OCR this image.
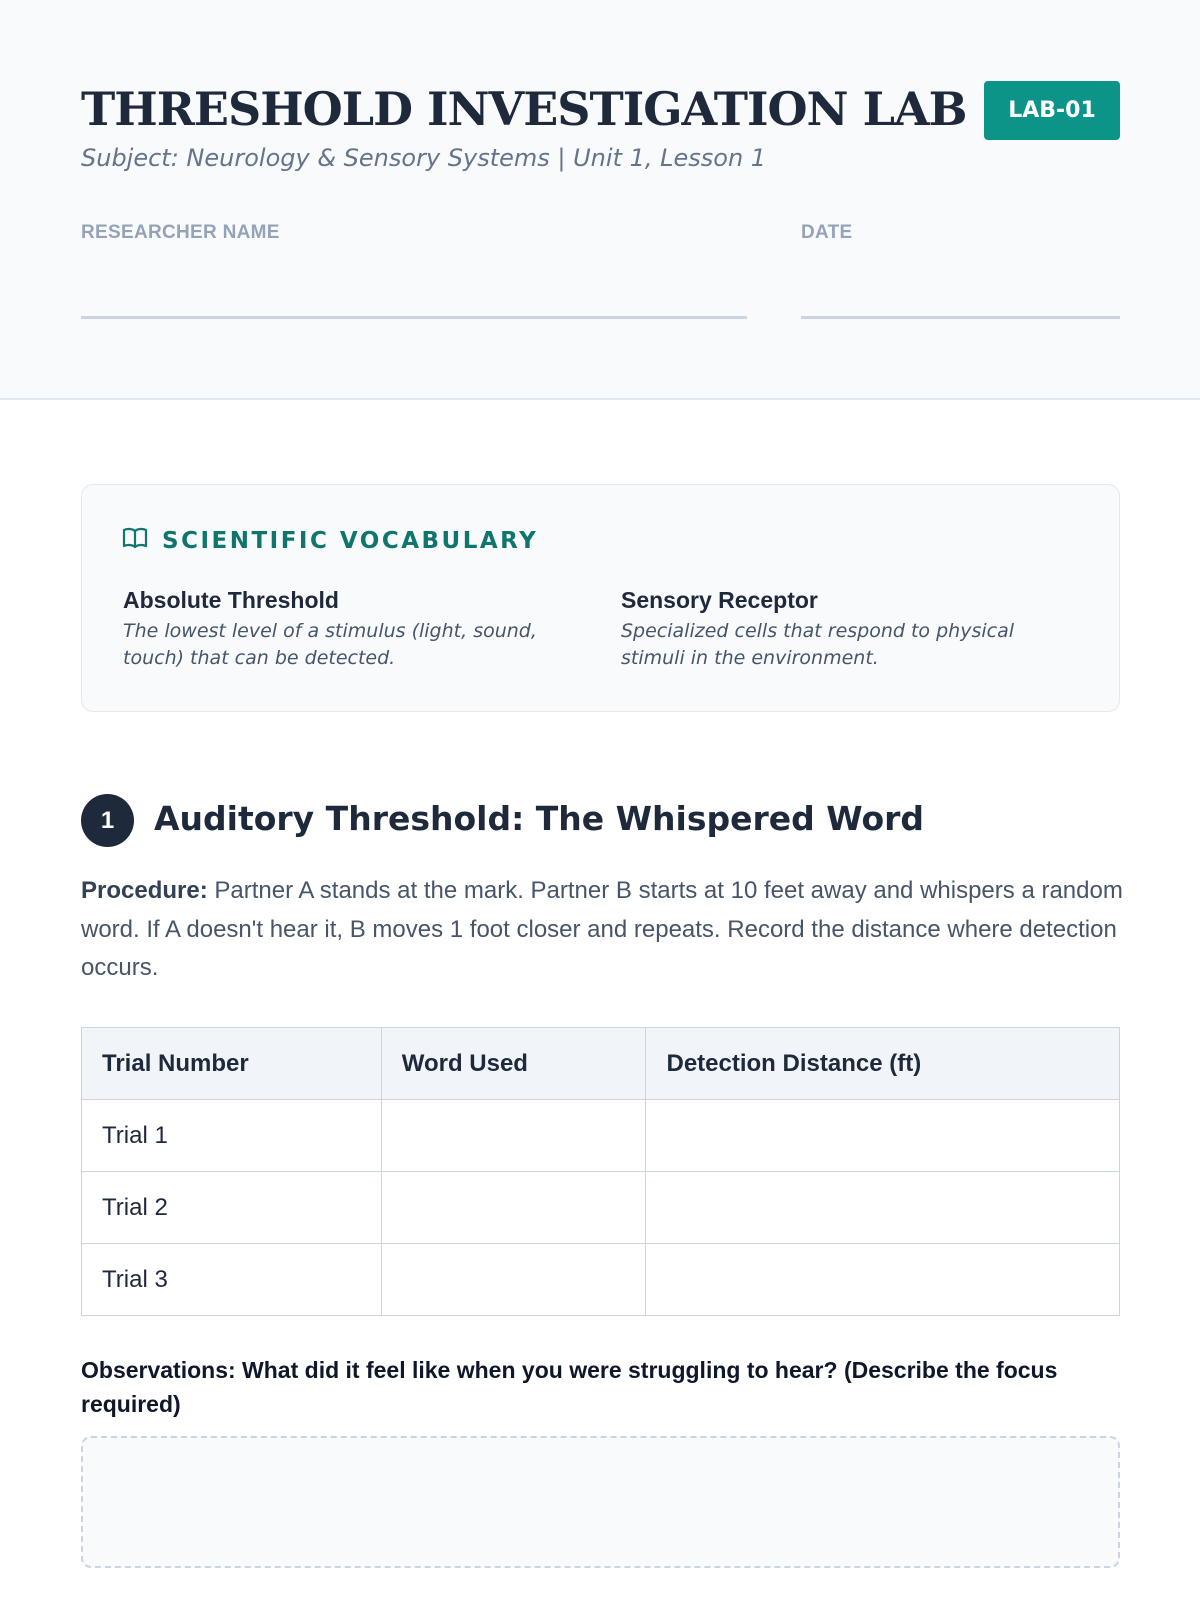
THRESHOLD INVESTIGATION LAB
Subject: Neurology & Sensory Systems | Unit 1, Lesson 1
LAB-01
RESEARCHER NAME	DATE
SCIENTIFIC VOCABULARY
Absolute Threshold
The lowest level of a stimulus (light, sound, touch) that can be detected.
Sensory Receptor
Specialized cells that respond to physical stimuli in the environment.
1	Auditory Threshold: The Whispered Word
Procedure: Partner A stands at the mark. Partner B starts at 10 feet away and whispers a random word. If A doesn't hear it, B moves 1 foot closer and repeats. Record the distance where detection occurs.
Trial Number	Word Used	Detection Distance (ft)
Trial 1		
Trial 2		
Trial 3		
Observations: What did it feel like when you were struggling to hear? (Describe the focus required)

────────────────

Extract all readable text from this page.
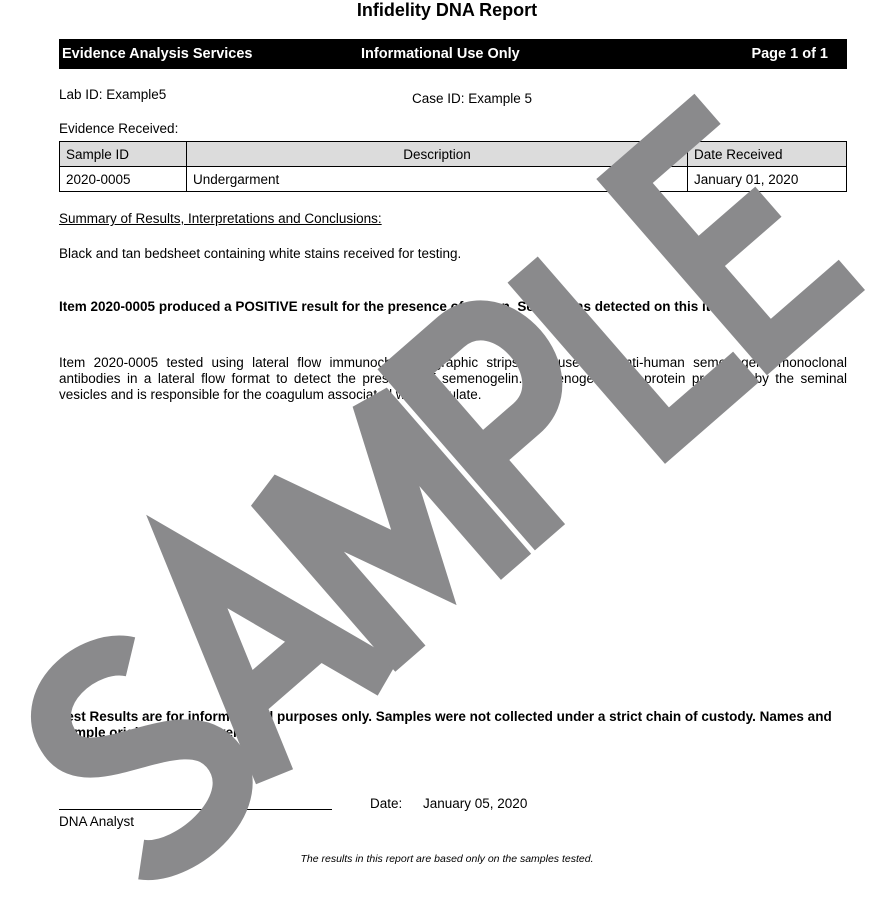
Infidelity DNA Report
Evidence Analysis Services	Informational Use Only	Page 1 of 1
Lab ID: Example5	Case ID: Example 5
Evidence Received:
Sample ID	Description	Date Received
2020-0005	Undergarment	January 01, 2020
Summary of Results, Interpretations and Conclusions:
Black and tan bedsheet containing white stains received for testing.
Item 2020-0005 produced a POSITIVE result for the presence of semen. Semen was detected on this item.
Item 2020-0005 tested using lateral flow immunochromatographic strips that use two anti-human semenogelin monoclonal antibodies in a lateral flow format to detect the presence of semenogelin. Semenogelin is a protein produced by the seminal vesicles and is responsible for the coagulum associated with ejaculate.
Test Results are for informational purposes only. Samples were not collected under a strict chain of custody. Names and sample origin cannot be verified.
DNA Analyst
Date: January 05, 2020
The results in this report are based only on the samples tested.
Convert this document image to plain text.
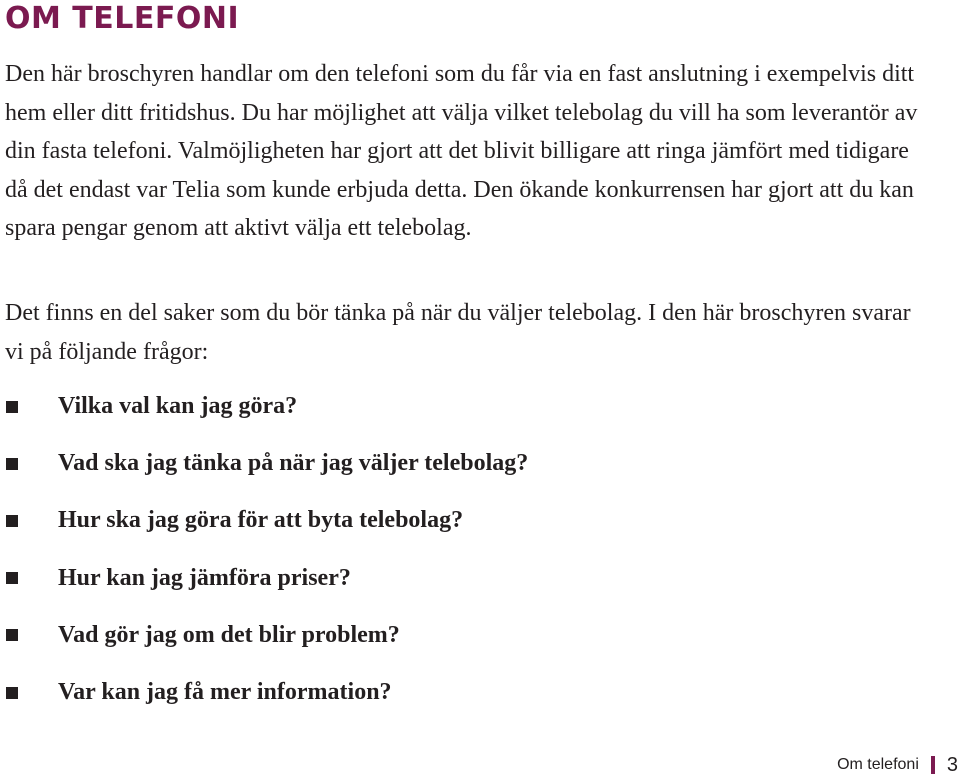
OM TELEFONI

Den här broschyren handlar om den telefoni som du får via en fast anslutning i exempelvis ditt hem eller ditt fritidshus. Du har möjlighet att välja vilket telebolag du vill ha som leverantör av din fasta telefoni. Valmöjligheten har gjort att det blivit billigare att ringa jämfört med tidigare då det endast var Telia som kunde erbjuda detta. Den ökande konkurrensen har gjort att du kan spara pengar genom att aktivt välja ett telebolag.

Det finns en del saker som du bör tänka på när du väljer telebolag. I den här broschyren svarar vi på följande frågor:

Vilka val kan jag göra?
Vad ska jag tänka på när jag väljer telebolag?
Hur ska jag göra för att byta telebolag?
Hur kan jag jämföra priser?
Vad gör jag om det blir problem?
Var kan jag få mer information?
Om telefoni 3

────────────────

In the entries above, find each line with "göra" and copy it.

THE COMPLETED TASK -
Vilka val kan jag göra?
Hur ska jag göra för att byta telebolag?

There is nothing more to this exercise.